Provided information:
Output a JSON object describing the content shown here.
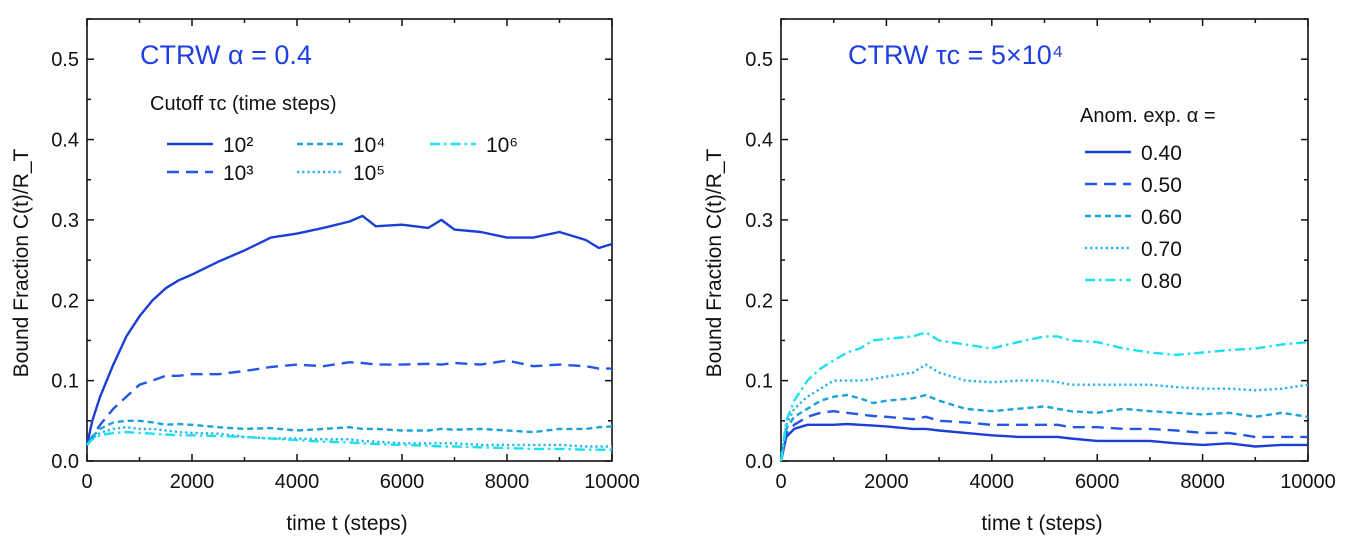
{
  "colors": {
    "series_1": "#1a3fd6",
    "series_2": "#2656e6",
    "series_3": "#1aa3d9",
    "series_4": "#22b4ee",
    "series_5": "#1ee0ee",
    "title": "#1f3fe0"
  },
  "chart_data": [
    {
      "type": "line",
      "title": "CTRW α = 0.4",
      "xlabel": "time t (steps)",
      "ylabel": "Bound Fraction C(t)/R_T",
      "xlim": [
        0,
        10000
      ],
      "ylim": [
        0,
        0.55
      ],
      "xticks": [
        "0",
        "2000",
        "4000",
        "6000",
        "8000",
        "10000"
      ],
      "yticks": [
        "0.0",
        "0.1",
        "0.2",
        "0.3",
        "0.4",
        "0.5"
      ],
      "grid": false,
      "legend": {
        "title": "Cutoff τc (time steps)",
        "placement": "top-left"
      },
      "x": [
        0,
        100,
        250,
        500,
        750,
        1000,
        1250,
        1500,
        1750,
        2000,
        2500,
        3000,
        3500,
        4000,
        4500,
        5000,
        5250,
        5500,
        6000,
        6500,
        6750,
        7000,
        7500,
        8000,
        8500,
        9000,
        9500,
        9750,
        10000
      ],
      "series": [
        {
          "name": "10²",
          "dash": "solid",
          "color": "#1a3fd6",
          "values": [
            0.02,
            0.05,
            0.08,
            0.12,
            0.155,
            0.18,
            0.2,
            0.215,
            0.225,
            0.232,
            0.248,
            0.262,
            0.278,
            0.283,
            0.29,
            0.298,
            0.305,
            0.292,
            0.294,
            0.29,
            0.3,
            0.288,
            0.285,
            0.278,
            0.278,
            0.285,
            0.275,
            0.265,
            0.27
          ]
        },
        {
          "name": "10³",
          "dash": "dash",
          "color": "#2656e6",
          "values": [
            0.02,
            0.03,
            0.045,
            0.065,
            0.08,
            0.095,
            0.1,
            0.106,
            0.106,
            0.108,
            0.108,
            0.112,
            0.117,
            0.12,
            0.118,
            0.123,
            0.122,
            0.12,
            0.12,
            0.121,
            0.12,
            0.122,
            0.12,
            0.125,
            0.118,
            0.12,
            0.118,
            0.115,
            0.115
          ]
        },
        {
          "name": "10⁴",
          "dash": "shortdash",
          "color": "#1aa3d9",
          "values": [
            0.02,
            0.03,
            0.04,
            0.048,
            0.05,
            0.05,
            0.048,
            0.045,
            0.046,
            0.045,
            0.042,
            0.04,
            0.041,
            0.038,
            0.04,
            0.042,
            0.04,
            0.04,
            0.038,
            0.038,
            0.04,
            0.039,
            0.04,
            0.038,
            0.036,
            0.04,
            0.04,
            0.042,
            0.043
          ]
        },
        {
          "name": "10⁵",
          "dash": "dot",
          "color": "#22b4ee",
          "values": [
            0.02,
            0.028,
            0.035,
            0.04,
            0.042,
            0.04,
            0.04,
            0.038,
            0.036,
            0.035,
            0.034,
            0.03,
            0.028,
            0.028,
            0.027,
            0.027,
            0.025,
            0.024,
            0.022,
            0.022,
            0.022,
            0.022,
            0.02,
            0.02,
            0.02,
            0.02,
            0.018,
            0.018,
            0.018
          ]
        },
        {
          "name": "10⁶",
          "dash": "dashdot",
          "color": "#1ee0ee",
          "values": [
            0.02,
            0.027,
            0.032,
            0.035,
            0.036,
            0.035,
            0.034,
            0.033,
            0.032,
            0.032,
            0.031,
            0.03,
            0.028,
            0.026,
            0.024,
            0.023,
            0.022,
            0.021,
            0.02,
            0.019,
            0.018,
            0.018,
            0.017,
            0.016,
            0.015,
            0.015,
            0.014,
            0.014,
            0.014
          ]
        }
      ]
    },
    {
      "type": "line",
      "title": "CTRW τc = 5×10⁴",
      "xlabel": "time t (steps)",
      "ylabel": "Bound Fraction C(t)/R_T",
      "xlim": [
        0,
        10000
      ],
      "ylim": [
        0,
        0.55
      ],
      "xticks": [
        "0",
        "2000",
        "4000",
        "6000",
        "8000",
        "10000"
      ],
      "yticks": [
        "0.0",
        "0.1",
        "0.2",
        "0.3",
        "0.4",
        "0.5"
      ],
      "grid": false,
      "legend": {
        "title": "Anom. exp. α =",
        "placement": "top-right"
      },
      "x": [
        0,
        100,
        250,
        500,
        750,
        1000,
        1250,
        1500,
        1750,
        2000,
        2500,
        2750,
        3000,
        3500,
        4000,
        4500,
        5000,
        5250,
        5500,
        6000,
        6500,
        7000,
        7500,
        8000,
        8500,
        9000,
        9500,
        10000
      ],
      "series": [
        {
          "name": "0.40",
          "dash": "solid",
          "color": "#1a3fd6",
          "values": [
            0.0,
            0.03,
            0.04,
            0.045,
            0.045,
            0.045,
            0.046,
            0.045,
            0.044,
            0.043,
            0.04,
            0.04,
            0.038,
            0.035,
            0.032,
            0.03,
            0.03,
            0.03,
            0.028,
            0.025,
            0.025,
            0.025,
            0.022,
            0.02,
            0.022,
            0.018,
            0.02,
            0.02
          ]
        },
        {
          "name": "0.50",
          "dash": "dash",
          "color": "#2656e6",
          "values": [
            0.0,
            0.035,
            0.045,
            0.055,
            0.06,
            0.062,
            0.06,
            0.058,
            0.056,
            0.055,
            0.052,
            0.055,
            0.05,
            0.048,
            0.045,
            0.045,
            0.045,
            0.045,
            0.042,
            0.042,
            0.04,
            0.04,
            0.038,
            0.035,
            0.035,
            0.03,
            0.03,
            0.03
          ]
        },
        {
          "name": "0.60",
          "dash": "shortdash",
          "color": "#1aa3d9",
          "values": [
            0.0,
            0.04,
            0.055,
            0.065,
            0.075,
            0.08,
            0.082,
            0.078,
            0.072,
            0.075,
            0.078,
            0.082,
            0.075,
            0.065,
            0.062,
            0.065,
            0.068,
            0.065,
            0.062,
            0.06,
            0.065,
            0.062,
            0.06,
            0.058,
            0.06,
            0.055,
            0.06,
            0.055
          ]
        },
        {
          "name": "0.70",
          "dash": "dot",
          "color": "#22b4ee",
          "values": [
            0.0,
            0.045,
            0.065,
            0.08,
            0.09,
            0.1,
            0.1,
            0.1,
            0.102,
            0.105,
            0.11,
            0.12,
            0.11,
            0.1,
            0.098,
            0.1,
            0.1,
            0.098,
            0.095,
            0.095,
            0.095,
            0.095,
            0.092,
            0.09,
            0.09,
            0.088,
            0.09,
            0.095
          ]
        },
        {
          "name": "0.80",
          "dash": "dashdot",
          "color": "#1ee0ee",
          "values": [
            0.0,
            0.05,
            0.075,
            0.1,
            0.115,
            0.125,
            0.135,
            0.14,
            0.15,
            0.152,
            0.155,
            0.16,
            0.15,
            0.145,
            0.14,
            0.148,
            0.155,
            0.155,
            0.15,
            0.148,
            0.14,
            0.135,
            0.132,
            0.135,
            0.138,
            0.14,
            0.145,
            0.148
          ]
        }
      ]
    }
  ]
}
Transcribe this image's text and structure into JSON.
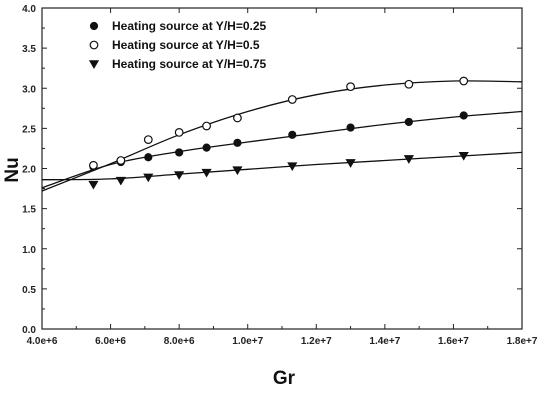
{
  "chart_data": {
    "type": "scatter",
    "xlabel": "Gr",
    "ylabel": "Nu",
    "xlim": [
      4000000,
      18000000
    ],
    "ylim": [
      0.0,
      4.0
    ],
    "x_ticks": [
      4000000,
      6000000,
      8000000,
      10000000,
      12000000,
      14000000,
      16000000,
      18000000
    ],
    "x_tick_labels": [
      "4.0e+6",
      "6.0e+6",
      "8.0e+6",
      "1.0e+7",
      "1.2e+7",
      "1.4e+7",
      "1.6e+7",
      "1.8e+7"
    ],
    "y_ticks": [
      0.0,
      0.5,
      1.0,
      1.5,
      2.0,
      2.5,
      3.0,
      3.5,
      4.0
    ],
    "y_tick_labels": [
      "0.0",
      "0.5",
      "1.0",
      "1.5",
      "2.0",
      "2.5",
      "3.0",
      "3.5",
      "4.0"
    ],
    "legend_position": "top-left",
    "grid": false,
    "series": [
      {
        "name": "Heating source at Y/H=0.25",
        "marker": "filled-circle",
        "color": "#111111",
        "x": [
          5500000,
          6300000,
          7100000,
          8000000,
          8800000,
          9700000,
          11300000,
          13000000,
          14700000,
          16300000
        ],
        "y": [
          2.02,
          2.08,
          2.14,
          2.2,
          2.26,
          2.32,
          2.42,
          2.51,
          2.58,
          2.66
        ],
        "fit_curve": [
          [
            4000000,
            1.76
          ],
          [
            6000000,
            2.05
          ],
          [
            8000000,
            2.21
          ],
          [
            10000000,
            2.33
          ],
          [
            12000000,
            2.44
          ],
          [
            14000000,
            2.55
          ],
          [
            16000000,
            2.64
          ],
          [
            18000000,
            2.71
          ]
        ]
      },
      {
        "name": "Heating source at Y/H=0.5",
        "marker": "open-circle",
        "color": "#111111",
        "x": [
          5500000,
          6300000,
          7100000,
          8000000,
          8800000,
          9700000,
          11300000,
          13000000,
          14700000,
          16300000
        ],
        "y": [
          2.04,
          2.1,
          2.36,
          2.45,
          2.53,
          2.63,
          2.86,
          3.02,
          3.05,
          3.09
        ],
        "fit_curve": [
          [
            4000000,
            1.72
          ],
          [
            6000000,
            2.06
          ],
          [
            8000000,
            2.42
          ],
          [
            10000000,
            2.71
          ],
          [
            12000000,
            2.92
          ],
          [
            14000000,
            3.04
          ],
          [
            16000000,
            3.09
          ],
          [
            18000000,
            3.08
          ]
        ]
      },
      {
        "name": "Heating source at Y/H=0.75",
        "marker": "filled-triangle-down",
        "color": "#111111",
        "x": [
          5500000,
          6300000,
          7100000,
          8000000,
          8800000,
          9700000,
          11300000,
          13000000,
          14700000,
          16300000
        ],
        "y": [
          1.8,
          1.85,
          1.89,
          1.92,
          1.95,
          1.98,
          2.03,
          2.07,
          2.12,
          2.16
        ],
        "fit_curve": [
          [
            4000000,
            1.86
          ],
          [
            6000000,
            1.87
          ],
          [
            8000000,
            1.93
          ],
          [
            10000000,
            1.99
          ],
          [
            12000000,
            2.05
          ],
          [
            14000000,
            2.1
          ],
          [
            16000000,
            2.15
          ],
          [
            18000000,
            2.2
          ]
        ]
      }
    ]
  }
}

Exercise task: Tally up the lines holding the string "title" in this listing, and report the total alone.

Result of the task: 5